(Region and label listings)
══════

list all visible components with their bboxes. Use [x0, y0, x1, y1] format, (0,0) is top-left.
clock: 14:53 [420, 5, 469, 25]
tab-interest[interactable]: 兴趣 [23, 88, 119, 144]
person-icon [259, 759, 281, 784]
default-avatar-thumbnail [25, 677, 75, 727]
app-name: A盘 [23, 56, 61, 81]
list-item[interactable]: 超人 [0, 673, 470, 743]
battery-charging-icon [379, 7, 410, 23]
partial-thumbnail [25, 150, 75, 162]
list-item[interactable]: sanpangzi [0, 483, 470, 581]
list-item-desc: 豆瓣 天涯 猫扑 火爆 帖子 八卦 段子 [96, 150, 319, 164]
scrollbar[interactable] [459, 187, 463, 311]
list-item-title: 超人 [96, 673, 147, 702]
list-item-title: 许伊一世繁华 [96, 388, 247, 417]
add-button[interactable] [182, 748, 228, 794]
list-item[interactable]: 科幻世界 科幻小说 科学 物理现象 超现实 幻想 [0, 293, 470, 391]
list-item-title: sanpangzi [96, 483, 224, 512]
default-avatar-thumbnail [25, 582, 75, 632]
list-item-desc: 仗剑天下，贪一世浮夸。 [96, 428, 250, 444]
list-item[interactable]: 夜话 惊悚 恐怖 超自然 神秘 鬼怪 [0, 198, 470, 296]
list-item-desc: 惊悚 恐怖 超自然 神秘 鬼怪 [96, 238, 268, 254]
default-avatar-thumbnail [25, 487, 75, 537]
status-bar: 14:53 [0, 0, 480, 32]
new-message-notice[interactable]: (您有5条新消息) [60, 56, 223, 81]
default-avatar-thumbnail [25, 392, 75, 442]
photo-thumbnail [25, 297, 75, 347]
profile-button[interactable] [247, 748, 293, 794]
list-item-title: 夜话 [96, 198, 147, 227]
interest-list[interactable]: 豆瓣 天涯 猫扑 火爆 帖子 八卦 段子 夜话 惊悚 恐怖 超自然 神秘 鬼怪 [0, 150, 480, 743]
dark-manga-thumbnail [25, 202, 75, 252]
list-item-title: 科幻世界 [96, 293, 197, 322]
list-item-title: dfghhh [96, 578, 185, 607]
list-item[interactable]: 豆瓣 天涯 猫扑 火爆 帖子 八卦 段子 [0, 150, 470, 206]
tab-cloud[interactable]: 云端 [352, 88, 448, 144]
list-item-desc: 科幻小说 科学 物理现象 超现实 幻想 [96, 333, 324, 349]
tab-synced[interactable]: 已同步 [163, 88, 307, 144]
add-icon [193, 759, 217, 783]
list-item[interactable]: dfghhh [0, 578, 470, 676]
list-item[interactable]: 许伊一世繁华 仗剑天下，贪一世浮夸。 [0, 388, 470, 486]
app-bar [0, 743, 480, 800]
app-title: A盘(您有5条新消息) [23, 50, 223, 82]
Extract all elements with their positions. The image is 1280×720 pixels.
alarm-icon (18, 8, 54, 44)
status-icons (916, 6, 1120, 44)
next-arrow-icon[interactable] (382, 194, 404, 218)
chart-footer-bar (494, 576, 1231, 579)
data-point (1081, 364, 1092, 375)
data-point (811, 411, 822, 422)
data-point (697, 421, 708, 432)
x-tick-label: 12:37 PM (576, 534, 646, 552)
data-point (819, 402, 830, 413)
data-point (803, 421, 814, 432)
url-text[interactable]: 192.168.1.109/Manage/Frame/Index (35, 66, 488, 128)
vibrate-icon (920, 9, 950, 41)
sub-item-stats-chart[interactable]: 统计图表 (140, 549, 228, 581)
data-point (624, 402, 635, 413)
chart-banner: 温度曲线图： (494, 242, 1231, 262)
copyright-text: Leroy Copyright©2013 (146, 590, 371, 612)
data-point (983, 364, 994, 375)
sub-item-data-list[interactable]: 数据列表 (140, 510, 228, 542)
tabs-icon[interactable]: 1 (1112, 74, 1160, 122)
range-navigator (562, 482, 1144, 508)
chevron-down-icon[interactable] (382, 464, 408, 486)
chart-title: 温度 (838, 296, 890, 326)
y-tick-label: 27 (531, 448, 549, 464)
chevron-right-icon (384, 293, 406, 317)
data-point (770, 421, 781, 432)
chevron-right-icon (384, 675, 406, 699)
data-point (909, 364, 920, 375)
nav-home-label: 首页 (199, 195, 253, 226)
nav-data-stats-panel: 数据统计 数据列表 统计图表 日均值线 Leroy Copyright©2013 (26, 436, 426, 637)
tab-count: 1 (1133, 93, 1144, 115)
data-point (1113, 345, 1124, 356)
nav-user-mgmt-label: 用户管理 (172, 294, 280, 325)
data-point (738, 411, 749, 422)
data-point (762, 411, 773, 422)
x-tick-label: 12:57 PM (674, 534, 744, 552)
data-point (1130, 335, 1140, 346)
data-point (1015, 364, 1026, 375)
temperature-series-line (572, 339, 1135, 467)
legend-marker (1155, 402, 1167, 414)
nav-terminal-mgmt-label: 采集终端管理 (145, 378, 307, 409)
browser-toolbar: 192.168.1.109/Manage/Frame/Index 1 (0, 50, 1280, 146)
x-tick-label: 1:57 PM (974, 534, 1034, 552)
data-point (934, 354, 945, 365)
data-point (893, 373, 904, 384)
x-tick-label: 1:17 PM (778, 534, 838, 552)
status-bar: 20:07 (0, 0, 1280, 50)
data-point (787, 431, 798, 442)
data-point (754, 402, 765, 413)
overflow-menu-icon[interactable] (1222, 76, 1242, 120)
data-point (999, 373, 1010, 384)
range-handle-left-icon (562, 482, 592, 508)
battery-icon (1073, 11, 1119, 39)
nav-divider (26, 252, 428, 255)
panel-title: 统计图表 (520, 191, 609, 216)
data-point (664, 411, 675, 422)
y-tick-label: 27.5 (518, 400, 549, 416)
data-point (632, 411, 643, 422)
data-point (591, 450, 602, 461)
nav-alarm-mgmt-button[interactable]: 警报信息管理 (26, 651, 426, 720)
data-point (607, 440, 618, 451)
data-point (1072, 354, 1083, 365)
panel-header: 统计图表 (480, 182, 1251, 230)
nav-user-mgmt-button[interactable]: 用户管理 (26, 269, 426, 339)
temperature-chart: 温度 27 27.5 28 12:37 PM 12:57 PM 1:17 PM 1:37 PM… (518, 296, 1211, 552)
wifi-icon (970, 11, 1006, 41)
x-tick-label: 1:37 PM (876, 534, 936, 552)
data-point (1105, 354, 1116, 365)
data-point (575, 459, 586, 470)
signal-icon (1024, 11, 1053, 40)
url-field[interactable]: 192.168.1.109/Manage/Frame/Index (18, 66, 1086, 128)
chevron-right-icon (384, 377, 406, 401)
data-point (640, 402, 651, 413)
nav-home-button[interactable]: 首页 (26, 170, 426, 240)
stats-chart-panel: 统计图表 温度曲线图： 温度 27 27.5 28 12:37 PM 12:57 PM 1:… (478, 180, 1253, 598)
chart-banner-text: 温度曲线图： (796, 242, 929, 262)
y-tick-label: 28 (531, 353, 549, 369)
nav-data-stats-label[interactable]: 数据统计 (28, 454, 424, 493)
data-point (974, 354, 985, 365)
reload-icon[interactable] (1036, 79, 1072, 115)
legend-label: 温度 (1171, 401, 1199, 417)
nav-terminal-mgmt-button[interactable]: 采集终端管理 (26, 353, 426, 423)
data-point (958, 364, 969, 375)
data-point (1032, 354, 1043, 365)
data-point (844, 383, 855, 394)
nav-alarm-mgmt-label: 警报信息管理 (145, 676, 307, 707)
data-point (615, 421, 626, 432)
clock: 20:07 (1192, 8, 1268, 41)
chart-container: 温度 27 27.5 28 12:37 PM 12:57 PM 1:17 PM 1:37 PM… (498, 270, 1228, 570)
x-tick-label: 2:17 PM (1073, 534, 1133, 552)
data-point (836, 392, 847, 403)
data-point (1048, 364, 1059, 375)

══════

* **Short problem**: Arrange the lines above as a numbered list, starting at the first line and ending at the line that contains "list-item-desc: 豆瓣 天涯", with both ends included and blank lines left out.

* **Result below**:
1. list all visible components with their bboxes. Use [x0, y0, x1, y1] format, (0,0) is top-left.
2. clock: 14:53 [420, 5, 469, 25]
3. tab-interest[interactable]: 兴趣 [23, 88, 119, 144]
4. person-icon [259, 759, 281, 784]
5. default-avatar-thumbnail [25, 677, 75, 727]
6. app-name: A盘 [23, 56, 61, 81]
7. list-item[interactable]: 超人 [0, 673, 470, 743]
8. battery-charging-icon [379, 7, 410, 23]
9. partial-thumbnail [25, 150, 75, 162]
10. list-item[interactable]: sanpangzi [0, 483, 470, 581]
11. list-item-desc: 豆瓣 天涯 猫扑 火爆 帖子 八卦 段子 [96, 150, 319, 164]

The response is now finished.